What is needed: Every entry that follows should be repeated exactly; drop the images.

- - - - - - -

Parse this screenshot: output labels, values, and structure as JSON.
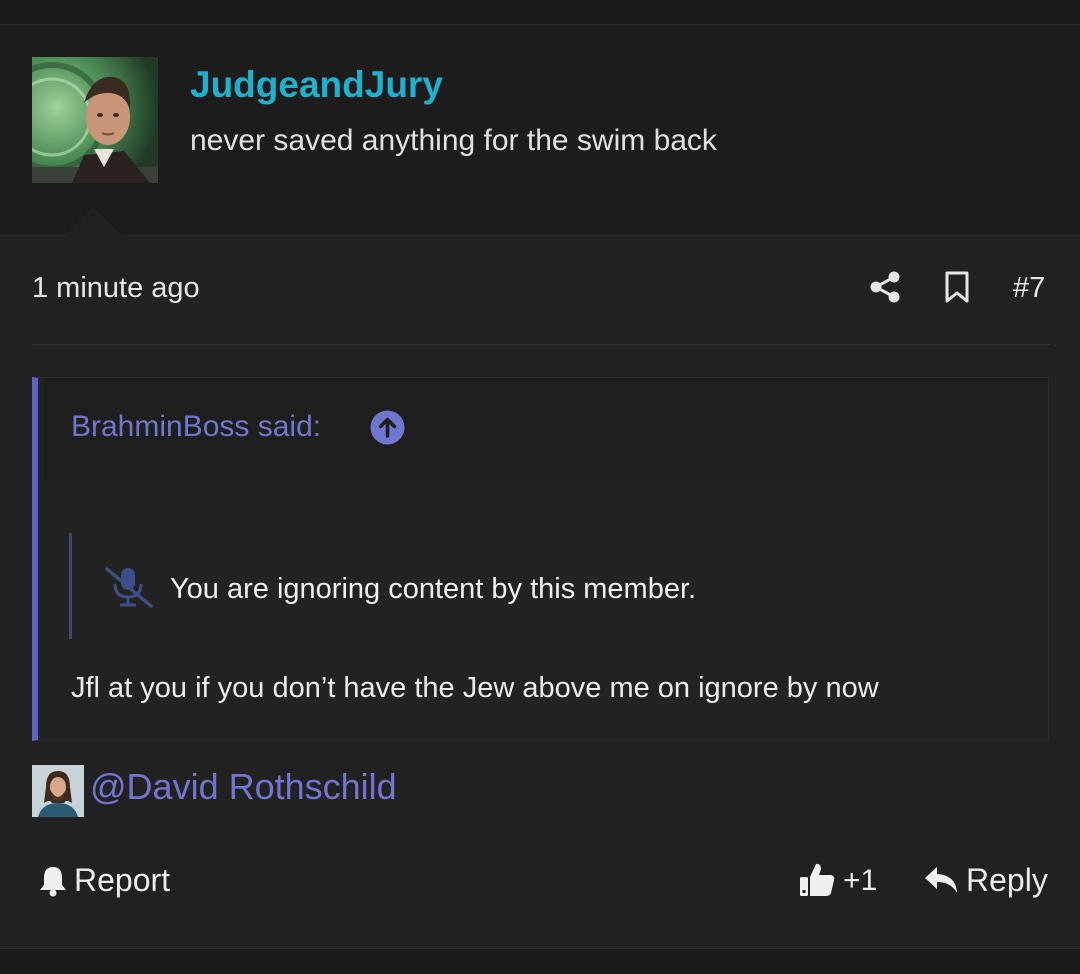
{
  "post": {
    "author": {
      "username": "JudgeandJury",
      "user_title": "never saved anything for the swim back"
    },
    "time": "1 minute ago",
    "number": "#7",
    "quote": {
      "author_label": "BrahminBoss said:",
      "ignored_notice": "You are ignoring content by this member.",
      "text": "Jfl at you if you don’t have the Jew above me on ignore by now"
    },
    "mention": "@David Rothschild",
    "actions": {
      "report_label": "Report",
      "reaction_count": "+1",
      "reply_label": "Reply"
    }
  },
  "colors": {
    "username": "#1eb1cf",
    "link": "#6f76cf",
    "quote_border": "#5b63c4"
  },
  "icons": [
    "share-icon",
    "bookmark-icon",
    "arrow-up-circle-icon",
    "muted-microphone-icon",
    "bell-icon",
    "thumbs-up-icon",
    "reply-arrow-icon"
  ]
}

- - - - - - -

Answer to the problem:
Parse this screenshot: output labels, values, and structure as JSON.
{
  "post": {
    "author": {
      "username": "JudgeandJury",
      "user_title": "never saved anything for the swim back"
    },
    "time": "1 minute ago",
    "number": "#7",
    "quote": {
      "author_label": "BrahminBoss said:",
      "ignored_notice": "You are ignoring content by this member.",
      "text": "Jfl at you if you don’t have the Jew above me on ignore by now"
    },
    "mention": "@David Rothschild",
    "actions": {
      "report_label": "Report",
      "reaction_count": "+1",
      "reply_label": "Reply"
    }
  },
  "colors": {
    "username": "#1eb1cf",
    "link": "#6f76cf",
    "quote_border": "#5b63c4"
  },
  "icons": [
    "share-icon",
    "bookmark-icon",
    "arrow-up-circle-icon",
    "muted-microphone-icon",
    "bell-icon",
    "thumbs-up-icon",
    "reply-arrow-icon"
  ]
}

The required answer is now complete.